>> Begin Given data

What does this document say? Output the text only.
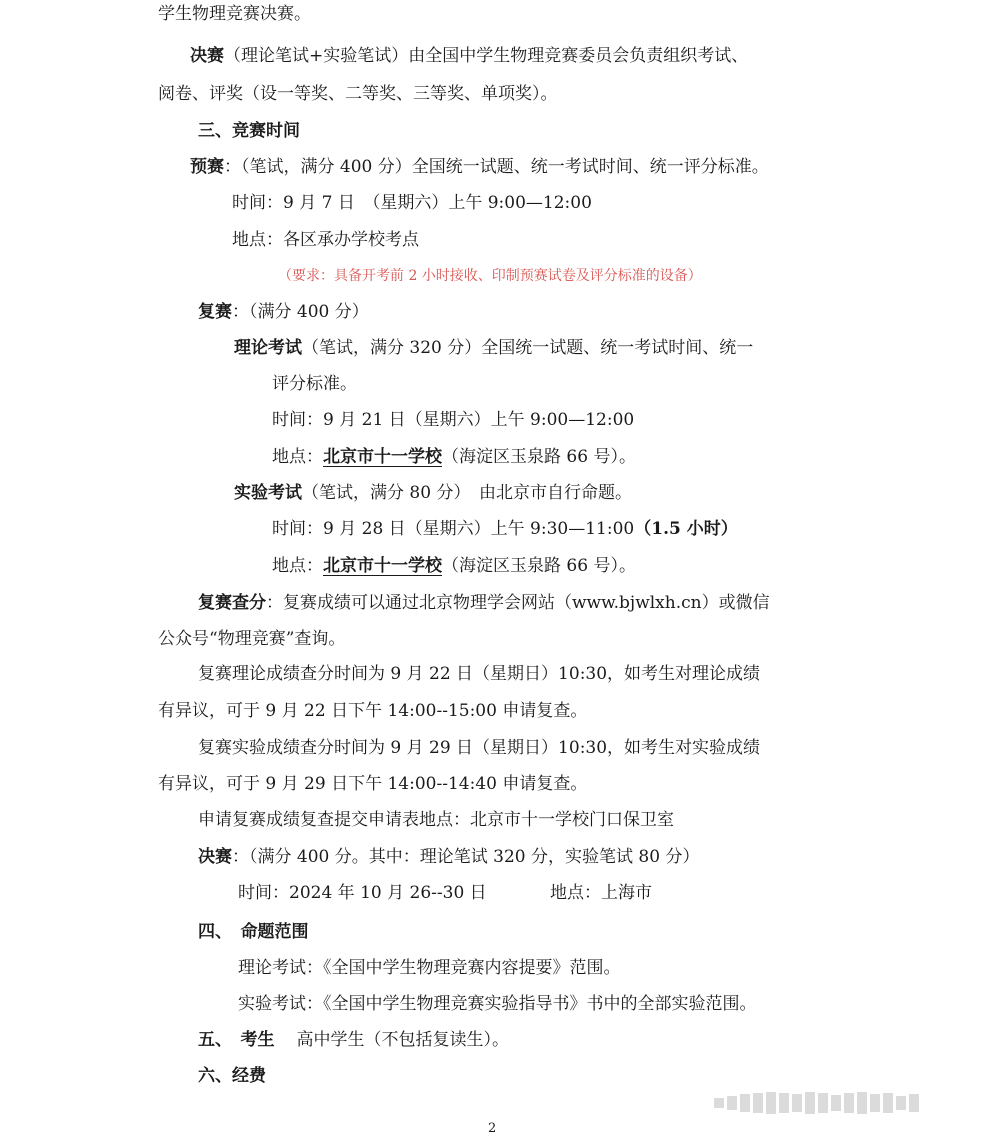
学生物理竞赛决赛。
决赛（理论笔试+实验笔试）由全国中学生物理竞赛委员会负责组织考试、
阅卷、评奖（设一等奖、二等奖、三等奖、单项奖）。
三、竞赛时间
预赛：（笔试，满分 400 分）全国统一试题、统一考试时间、统一评分标准。
时间：9 月 7 日　（星期六）上午 9:00—12:00
地点：各区承办学校考点
（要求：具备开考前 2 小时接收、印制预赛试卷及评分标准的设备）
复赛：（满分 400 分）
理论考试（笔试，满分 320 分）全国统一试题、统一考试时间、统一
评分标准。
时间：9 月 21 日（星期六）上午 9:00—12:00
地点：北京市十一学校（海淀区玉泉路 66 号）。
实验考试（笔试，满分 80 分）　由北京市自行命题。
时间：9 月 28 日（星期六）上午 9:30—11:00（1.5 小时）
地点：北京市十一学校（海淀区玉泉路 66 号）。
复赛查分：复赛成绩可以通过北京物理学会网站（www.bjwlxh.cn）或微信
公众号“物理竞赛”查询。
复赛理论成绩查分时间为 9 月 22 日（星期日）10:30，如考生对理论成绩
有异议，可于 9 月 22 日下午 14:00--15:00 申请复查。
复赛实验成绩查分时间为 9 月 29 日（星期日）10:30，如考生对实验成绩
有异议，可于 9 月 29 日下午 14:00--14:40 申请复查。
申请复赛成绩复查提交申请表地点：北京市十一学校门口保卫室
决赛：（满分 400 分。其中：理论笔试 320 分，实验笔试 80 分）
时间：2024 年 10 月 26--30 日	地点：上海市
四、　命题范围
理论考试：《全国中学生物理竞赛内容提要》范围。
实验考试：《全国中学生物理竞赛实验指导书》书中的全部实验范围。
五、　考生 高中学生（不包括复读生）。
六、经费
2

>> End Given data

**The task**.
Copy down every line of the entries containing the word "实验考试".

**Correct response**.
实验考试（笔试，满分 80 分）　由北京市自行命题。
实验考试：《全国中学生物理竞赛实验指导书》书中的全部实验范围。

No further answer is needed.